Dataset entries
• • • • • • •

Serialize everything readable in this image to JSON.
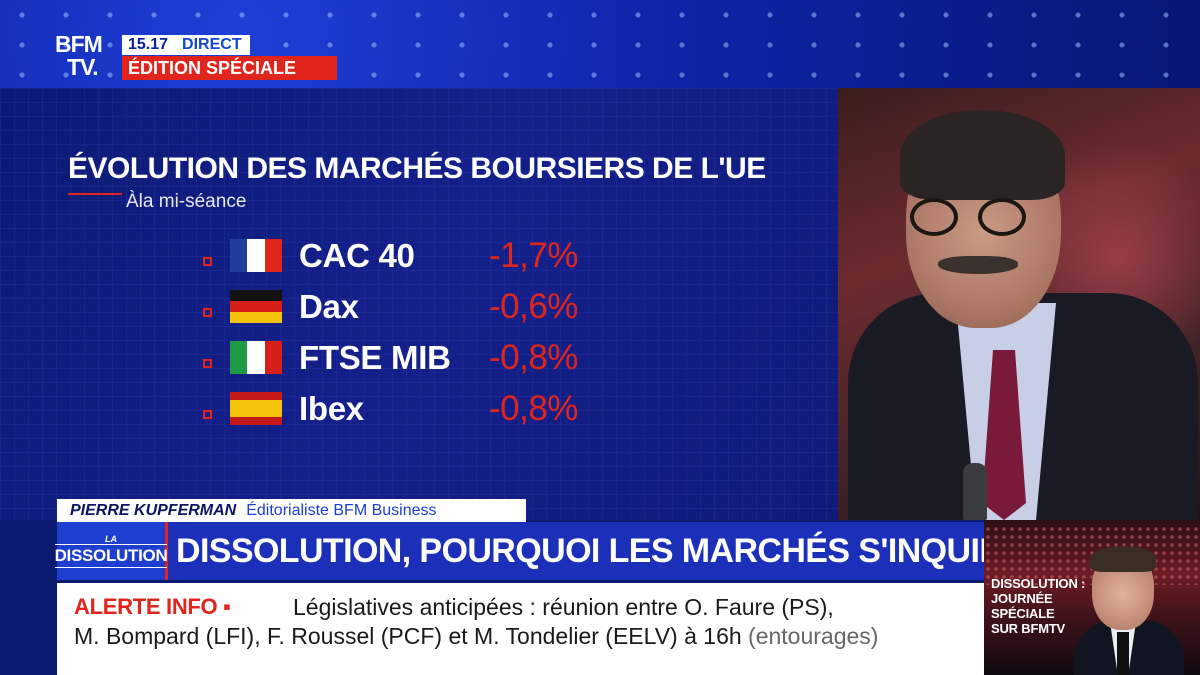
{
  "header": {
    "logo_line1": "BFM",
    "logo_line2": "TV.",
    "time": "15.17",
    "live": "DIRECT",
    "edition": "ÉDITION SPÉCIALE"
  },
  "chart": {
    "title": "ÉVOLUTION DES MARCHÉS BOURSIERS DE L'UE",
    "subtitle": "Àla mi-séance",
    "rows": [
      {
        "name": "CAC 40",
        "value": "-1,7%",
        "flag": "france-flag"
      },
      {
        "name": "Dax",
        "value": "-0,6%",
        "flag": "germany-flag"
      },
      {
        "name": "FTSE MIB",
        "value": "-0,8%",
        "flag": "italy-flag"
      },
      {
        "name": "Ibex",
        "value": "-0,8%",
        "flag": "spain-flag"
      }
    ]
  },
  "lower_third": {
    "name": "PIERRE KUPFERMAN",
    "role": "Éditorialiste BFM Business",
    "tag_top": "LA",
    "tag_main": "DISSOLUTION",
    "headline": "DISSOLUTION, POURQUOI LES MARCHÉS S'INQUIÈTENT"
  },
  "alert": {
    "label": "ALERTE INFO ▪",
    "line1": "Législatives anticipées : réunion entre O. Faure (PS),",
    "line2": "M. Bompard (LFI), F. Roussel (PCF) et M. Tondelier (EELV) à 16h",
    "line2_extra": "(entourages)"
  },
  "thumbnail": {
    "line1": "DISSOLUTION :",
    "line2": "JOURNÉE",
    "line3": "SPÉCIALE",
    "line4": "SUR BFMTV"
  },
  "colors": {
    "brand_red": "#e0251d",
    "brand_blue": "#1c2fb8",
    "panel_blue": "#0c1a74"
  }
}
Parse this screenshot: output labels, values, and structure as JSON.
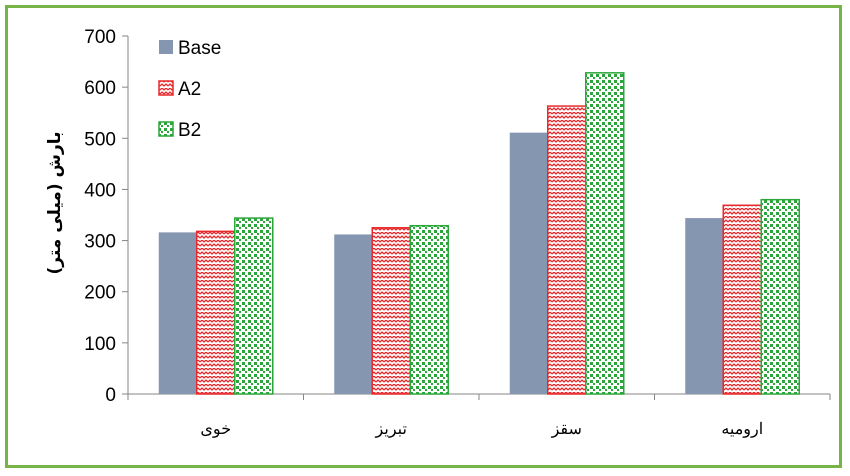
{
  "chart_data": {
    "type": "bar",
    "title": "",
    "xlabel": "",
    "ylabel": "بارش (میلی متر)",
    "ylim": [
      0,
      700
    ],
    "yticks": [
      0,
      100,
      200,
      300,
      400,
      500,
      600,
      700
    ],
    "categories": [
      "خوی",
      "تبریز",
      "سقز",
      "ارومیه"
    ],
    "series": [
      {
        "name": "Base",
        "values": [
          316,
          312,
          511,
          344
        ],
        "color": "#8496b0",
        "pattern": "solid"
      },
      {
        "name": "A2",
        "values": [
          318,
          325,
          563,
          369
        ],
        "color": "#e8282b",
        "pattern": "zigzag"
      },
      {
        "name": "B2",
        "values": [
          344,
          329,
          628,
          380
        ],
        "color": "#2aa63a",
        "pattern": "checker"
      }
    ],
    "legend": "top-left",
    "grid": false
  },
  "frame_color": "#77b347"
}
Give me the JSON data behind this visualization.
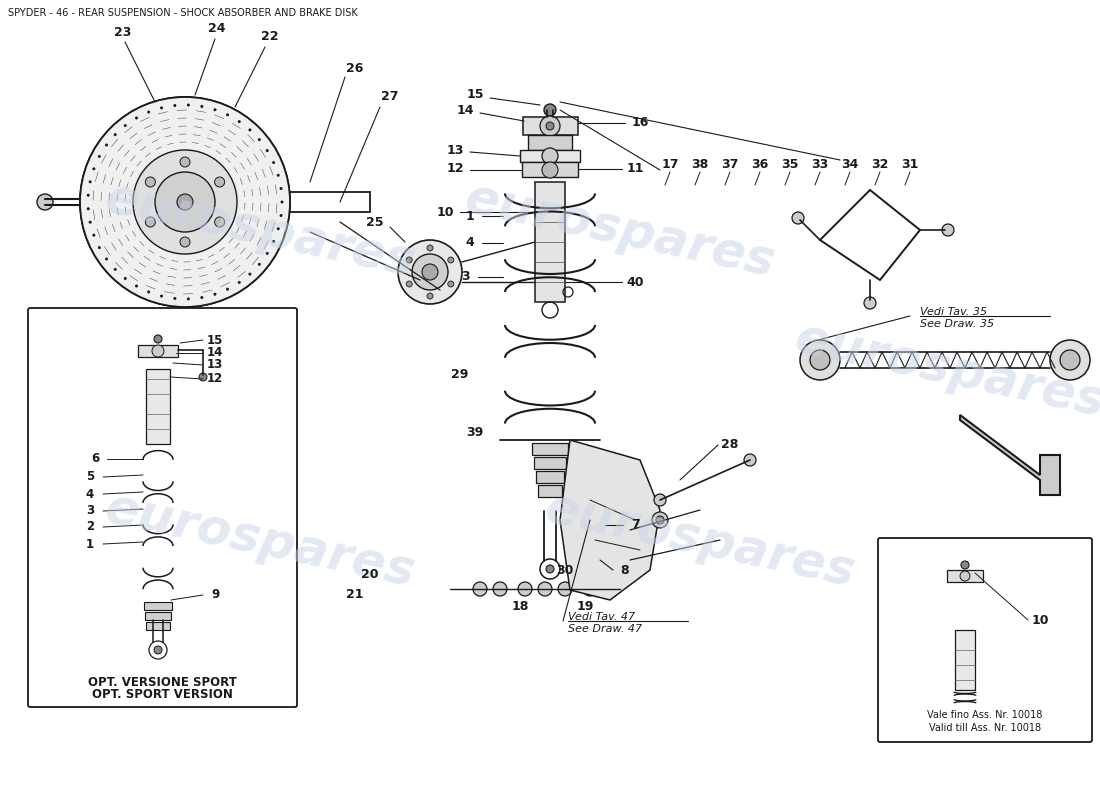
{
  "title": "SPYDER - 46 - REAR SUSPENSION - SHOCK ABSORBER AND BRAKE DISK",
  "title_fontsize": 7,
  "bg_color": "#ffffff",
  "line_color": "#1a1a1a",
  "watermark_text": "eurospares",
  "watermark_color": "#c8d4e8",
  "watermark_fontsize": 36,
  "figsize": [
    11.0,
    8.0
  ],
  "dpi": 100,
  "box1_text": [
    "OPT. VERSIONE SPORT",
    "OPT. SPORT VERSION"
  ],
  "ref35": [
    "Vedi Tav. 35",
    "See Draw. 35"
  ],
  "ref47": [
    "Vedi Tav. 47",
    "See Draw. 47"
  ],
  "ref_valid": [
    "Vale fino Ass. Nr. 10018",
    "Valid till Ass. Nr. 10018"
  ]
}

• • • • • • •

What this task involves: Starting at the line that holds "Parse this screenshot: output", copy each line exactly through the end of the listing, both ends included. Leave the pictures out.

Output of the task:
Parse this screenshot: output labels, values, and structure as JSON.
{
  "chart_data": {
    "type": "bar",
    "title": "",
    "xlabel": "",
    "ylabel": "بارش (میلی متر)",
    "ylim": [
      0,
      700
    ],
    "yticks": [
      0,
      100,
      200,
      300,
      400,
      500,
      600,
      700
    ],
    "categories": [
      "خوی",
      "تبریز",
      "سقز",
      "ارومیه"
    ],
    "series": [
      {
        "name": "Base",
        "values": [
          316,
          312,
          511,
          344
        ],
        "color": "#8496b0",
        "pattern": "solid"
      },
      {
        "name": "A2",
        "values": [
          318,
          325,
          563,
          369
        ],
        "color": "#e8282b",
        "pattern": "zigzag"
      },
      {
        "name": "B2",
        "values": [
          344,
          329,
          628,
          380
        ],
        "color": "#2aa63a",
        "pattern": "checker"
      }
    ],
    "legend": "top-left",
    "grid": false
  },
  "frame_color": "#77b347"
}
Give me the JSON data behind this visualization.
{
  "title": "SPYDER - 46 - REAR SUSPENSION - SHOCK ABSORBER AND BRAKE DISK",
  "title_fontsize": 7,
  "bg_color": "#ffffff",
  "line_color": "#1a1a1a",
  "watermark_text": "eurospares",
  "watermark_color": "#c8d4e8",
  "watermark_fontsize": 36,
  "figsize": [
    11.0,
    8.0
  ],
  "dpi": 100,
  "box1_text": [
    "OPT. VERSIONE SPORT",
    "OPT. SPORT VERSION"
  ],
  "ref35": [
    "Vedi Tav. 35",
    "See Draw. 35"
  ],
  "ref47": [
    "Vedi Tav. 47",
    "See Draw. 47"
  ],
  "ref_valid": [
    "Vale fino Ass. Nr. 10018",
    "Valid till Ass. Nr. 10018"
  ]
}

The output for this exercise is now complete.